### RECORD LIST ###

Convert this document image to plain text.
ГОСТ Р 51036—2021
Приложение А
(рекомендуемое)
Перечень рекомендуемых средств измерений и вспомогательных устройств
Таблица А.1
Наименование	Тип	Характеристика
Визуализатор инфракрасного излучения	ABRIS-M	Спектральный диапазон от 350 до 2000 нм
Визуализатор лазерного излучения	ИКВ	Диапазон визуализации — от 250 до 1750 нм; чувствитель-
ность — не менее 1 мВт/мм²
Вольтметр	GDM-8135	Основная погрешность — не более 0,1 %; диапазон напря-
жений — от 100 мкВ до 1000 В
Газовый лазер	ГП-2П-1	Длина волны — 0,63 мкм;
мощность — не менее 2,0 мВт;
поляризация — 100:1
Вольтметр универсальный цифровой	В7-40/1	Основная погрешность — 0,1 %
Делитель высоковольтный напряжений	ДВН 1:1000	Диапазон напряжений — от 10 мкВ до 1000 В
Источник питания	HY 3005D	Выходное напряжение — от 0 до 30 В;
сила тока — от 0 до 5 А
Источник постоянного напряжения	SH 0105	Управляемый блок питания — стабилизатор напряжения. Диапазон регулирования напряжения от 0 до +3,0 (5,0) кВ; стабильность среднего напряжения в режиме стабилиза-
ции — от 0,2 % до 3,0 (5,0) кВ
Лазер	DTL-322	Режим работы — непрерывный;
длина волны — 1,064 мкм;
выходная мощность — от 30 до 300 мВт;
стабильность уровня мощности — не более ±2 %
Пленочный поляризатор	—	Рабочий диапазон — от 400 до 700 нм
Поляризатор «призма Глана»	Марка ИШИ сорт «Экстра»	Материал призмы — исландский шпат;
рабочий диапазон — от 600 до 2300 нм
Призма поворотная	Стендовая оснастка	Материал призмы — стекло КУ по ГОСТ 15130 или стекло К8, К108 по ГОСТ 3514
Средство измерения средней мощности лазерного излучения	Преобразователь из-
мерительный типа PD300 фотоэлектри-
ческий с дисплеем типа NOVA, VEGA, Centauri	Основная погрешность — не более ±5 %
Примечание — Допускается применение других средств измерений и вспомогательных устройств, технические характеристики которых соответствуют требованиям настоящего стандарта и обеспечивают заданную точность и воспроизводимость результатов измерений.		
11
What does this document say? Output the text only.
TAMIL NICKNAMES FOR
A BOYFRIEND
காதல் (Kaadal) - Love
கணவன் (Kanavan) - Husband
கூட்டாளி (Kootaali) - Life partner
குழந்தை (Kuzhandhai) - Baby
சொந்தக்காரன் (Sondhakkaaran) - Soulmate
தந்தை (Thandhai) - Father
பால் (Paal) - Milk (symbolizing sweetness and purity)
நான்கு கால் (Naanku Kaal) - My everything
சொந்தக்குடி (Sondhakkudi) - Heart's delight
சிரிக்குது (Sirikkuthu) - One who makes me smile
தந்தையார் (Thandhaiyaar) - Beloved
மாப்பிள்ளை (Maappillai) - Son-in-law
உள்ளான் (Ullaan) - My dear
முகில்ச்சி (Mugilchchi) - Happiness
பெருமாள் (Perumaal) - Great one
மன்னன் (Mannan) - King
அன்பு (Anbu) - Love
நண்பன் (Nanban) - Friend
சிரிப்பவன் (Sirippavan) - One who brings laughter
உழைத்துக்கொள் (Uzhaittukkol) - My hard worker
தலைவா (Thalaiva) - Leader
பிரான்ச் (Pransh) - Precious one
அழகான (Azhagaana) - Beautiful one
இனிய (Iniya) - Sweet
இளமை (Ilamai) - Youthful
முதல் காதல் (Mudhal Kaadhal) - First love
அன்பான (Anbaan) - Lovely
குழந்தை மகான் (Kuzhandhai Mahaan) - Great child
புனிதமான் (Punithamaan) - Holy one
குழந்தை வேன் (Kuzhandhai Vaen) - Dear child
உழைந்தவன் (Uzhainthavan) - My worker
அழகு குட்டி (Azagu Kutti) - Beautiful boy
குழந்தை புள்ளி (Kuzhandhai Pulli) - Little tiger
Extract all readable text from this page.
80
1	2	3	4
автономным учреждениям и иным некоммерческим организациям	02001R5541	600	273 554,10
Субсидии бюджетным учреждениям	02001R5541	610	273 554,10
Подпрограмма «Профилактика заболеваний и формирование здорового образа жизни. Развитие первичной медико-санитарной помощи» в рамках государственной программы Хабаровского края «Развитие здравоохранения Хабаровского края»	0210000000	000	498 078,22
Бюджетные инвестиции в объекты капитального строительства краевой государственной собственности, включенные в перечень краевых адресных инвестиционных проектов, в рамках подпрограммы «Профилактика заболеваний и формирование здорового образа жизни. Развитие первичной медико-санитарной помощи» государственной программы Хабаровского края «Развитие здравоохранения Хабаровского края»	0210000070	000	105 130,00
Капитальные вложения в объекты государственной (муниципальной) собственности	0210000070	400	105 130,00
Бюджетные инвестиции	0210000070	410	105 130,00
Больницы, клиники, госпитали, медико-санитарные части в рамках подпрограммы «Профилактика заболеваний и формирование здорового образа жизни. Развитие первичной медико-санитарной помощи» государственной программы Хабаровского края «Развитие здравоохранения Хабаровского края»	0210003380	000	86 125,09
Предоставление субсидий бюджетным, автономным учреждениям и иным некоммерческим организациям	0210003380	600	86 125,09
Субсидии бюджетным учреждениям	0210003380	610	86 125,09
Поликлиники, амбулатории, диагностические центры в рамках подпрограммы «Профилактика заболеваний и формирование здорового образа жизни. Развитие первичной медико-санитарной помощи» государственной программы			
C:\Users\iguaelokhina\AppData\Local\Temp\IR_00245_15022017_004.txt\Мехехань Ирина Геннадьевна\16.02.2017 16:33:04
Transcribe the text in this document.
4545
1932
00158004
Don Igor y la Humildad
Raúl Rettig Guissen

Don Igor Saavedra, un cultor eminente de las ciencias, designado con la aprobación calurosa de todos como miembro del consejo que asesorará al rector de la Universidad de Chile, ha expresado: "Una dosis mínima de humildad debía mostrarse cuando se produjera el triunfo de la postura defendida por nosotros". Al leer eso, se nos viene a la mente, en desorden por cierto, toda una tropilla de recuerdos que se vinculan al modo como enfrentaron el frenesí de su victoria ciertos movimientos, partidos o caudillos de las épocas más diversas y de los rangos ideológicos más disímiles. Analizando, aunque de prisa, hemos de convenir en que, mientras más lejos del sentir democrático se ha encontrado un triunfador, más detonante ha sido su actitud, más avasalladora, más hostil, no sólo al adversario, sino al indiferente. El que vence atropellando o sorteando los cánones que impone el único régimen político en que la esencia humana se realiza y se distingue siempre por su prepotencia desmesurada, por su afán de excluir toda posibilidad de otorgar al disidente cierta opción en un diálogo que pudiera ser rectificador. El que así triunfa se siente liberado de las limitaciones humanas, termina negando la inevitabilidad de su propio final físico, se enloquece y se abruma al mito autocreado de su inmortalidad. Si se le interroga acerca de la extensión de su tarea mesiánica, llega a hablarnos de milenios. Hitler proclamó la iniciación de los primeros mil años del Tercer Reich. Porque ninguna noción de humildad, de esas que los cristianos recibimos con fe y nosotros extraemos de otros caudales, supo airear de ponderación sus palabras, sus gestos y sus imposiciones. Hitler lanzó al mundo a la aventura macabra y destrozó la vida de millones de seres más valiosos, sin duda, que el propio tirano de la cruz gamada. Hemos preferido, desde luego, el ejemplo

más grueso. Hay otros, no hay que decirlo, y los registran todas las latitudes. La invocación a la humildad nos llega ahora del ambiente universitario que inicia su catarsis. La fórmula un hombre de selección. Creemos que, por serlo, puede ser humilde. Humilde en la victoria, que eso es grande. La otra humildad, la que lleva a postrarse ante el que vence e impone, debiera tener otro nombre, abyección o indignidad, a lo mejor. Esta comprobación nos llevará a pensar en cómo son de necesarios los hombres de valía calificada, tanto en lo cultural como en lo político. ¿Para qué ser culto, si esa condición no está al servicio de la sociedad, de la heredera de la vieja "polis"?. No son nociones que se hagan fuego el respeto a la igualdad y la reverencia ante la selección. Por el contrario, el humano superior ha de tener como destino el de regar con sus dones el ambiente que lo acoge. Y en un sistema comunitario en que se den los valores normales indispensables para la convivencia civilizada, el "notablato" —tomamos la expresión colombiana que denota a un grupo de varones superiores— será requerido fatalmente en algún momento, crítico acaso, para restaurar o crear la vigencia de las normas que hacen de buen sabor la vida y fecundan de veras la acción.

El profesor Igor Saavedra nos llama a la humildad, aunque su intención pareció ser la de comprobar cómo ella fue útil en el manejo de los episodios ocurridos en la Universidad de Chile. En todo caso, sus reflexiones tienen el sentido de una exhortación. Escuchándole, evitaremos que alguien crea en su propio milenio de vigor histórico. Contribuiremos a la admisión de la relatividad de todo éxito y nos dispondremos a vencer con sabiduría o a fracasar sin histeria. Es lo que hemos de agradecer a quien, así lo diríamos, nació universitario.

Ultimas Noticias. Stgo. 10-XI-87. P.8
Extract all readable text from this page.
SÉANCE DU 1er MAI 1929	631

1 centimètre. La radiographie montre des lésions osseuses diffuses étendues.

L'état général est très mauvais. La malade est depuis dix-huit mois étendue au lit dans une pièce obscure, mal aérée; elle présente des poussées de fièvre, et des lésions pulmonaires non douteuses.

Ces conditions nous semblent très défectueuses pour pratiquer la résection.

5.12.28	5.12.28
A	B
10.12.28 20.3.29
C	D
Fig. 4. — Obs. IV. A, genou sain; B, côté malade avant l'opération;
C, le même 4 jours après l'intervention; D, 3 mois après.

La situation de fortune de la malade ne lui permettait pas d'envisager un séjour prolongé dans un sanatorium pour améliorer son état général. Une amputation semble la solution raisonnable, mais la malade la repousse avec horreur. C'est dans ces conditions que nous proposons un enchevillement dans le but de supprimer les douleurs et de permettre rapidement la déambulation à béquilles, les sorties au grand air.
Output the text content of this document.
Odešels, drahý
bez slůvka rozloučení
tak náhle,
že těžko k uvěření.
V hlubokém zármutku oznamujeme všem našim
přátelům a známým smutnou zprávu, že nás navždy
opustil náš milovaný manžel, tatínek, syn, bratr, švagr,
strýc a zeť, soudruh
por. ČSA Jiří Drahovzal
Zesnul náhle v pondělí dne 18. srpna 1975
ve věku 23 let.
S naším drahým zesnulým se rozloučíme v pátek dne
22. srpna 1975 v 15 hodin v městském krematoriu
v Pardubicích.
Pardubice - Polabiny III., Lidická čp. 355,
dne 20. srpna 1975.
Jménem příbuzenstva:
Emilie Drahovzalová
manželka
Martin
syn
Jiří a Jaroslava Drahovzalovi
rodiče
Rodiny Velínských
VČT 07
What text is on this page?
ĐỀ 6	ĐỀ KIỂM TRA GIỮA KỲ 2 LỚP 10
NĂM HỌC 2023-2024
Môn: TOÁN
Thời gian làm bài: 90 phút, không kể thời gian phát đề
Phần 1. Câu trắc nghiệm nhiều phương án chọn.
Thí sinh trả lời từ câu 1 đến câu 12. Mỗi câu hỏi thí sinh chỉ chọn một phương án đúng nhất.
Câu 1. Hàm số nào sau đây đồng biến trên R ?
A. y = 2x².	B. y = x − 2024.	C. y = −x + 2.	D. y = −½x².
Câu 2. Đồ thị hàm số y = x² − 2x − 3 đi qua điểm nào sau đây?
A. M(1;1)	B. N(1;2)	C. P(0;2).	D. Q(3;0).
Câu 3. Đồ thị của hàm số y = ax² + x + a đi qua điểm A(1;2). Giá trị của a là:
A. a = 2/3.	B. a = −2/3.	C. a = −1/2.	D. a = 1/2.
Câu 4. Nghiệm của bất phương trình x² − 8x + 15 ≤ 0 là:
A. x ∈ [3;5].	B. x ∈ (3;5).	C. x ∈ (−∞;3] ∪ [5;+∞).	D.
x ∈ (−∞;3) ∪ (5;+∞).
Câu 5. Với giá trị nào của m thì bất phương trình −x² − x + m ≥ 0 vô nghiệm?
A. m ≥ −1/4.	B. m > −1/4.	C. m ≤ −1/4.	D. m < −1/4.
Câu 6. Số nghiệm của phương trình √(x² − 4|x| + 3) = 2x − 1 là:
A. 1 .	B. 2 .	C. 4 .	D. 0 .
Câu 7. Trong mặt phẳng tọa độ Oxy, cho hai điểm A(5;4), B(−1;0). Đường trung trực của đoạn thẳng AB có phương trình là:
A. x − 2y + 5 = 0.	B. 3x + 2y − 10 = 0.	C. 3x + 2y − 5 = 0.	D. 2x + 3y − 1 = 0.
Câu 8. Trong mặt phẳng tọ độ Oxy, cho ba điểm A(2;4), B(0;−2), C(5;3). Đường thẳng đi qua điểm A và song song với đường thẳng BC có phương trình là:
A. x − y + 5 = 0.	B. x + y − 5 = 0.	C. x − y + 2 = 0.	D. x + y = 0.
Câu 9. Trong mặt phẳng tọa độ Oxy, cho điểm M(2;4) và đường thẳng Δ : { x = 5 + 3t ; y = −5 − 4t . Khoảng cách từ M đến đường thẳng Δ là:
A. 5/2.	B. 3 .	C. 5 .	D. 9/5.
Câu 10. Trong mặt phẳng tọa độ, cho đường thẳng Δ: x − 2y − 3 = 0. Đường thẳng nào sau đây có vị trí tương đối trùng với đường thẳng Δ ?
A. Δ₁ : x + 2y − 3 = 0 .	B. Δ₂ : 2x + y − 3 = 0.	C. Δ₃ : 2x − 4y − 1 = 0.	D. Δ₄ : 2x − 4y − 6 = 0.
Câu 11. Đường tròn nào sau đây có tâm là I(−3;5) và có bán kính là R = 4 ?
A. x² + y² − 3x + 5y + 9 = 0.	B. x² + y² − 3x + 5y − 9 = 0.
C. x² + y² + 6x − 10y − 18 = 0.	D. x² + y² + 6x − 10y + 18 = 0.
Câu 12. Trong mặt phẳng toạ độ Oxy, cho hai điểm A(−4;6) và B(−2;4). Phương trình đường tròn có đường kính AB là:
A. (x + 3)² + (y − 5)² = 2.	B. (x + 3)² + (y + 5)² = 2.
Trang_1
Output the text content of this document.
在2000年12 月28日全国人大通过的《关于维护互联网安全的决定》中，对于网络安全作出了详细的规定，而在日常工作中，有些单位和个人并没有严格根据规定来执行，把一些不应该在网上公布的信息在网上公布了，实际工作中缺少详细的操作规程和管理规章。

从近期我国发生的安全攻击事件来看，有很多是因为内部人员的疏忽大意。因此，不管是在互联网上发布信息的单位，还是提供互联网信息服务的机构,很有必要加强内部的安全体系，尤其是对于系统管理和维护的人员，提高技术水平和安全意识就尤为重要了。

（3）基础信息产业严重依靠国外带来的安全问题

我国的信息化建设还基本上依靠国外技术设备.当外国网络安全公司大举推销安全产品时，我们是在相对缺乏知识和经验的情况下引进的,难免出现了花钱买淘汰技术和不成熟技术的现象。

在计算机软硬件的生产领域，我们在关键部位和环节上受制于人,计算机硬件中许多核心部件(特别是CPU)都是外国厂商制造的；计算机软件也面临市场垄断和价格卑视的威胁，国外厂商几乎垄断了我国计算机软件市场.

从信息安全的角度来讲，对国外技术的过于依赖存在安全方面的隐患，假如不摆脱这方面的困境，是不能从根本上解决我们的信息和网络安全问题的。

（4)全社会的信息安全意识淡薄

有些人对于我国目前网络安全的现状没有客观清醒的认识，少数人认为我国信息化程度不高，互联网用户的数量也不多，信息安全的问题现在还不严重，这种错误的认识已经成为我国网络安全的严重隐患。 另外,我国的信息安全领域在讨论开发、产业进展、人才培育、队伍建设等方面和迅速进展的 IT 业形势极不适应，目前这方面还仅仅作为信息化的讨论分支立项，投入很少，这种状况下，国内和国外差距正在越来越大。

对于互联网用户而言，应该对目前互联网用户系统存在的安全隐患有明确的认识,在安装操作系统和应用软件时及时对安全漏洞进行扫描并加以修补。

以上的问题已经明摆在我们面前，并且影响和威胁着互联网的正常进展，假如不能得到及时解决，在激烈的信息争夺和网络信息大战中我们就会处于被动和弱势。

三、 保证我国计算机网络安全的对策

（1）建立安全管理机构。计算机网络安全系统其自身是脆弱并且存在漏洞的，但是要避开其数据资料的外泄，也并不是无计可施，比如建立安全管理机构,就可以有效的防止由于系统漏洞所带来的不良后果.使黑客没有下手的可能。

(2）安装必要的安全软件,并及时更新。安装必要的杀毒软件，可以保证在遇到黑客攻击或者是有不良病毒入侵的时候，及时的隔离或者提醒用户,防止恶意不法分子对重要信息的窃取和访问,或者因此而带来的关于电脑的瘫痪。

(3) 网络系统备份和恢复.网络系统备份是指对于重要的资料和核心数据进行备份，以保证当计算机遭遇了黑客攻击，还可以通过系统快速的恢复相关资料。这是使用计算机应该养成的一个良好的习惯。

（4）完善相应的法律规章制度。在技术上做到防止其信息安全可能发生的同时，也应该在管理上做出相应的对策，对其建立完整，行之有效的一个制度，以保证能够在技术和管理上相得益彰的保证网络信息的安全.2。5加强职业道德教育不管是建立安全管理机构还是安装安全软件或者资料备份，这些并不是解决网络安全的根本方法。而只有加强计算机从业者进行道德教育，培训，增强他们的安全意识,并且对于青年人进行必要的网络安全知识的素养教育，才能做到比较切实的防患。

###

(WRITTEN EXERCISE):
Say, as a single number and nothing more, how many lines of the entries contain the word "питания".

(RESULT):
2